=== WRITTEN TASK ===
Update the records from the start through the line that contains "filter-search-icon <box>396 35 418 49</box>" by changing each "interactable" to "clickable", leaving the rest unchanged.
==========
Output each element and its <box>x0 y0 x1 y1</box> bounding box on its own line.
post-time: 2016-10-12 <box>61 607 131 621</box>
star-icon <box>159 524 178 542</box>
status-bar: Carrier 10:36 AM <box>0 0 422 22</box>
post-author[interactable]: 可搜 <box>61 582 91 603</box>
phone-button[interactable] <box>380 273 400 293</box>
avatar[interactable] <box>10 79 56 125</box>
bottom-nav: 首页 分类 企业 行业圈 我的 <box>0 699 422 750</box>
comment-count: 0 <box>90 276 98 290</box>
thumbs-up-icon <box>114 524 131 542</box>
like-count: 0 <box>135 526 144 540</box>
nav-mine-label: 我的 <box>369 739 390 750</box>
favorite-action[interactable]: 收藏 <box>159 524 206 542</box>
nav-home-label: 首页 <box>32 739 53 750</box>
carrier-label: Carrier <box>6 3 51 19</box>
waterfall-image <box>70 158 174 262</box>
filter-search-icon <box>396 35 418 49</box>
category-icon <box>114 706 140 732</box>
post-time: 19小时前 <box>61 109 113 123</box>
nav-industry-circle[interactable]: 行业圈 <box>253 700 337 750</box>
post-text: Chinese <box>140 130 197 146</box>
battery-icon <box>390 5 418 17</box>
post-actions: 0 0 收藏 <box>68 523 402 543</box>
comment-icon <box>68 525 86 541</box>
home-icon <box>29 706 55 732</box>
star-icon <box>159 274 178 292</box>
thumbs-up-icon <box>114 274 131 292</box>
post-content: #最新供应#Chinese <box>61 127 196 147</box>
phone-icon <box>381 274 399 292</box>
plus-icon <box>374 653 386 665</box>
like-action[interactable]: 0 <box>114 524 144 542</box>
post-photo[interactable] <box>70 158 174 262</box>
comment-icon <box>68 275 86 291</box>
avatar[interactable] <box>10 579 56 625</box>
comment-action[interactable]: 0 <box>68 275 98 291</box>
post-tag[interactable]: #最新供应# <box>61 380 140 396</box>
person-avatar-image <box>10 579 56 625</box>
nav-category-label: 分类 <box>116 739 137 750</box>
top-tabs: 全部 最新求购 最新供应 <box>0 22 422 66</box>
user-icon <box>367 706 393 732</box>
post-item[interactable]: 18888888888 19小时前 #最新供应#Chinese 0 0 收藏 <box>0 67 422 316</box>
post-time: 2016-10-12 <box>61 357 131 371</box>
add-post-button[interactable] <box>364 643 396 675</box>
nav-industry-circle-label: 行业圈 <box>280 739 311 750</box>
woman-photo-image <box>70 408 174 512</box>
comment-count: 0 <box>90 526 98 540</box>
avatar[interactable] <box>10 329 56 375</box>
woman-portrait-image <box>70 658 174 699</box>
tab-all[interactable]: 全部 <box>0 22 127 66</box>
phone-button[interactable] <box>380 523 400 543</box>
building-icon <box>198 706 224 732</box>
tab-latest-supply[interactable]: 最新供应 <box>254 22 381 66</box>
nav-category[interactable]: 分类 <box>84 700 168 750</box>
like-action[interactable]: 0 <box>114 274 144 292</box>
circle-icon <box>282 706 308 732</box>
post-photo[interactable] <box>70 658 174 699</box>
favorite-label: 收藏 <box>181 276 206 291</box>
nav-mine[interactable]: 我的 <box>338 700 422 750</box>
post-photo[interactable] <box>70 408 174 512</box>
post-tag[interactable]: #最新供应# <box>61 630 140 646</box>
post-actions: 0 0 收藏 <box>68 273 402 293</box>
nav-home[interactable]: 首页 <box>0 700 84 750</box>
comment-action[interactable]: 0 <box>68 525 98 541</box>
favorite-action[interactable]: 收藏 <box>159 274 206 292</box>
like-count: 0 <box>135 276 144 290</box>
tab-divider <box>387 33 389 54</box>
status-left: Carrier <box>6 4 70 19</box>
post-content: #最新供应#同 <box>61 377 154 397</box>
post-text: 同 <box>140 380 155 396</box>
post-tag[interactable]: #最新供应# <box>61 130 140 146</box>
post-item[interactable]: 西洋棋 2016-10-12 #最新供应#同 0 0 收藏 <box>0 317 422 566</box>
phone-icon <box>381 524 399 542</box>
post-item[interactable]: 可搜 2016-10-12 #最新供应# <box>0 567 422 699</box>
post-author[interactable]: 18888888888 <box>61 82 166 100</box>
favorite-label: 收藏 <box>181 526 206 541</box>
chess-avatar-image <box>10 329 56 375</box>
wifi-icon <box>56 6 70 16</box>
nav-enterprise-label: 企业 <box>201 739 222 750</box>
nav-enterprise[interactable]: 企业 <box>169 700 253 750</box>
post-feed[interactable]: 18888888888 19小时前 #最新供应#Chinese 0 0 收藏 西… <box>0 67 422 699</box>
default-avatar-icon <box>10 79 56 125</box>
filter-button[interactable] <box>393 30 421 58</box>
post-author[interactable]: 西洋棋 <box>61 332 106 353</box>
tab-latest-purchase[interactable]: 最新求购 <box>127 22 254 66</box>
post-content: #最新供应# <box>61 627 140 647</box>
==========
=== TASK RESULT ===
Output each element and its <box>x0 y0 x1 y1</box> bounding box on its own line.
post-time: 2016-10-12 <box>61 607 131 621</box>
star-icon <box>159 524 178 542</box>
status-bar: Carrier 10:36 AM <box>0 0 422 22</box>
post-author[clickable]: 可搜 <box>61 582 91 603</box>
phone-button[clickable] <box>380 273 400 293</box>
avatar[clickable] <box>10 79 56 125</box>
bottom-nav: 首页 分类 企业 行业圈 我的 <box>0 699 422 750</box>
comment-count: 0 <box>90 276 98 290</box>
thumbs-up-icon <box>114 524 131 542</box>
like-count: 0 <box>135 526 144 540</box>
nav-mine-label: 我的 <box>369 739 390 750</box>
favorite-action[clickable]: 收藏 <box>159 524 206 542</box>
nav-home-label: 首页 <box>32 739 53 750</box>
carrier-label: Carrier <box>6 3 51 19</box>
waterfall-image <box>70 158 174 262</box>
filter-search-icon <box>396 35 418 49</box>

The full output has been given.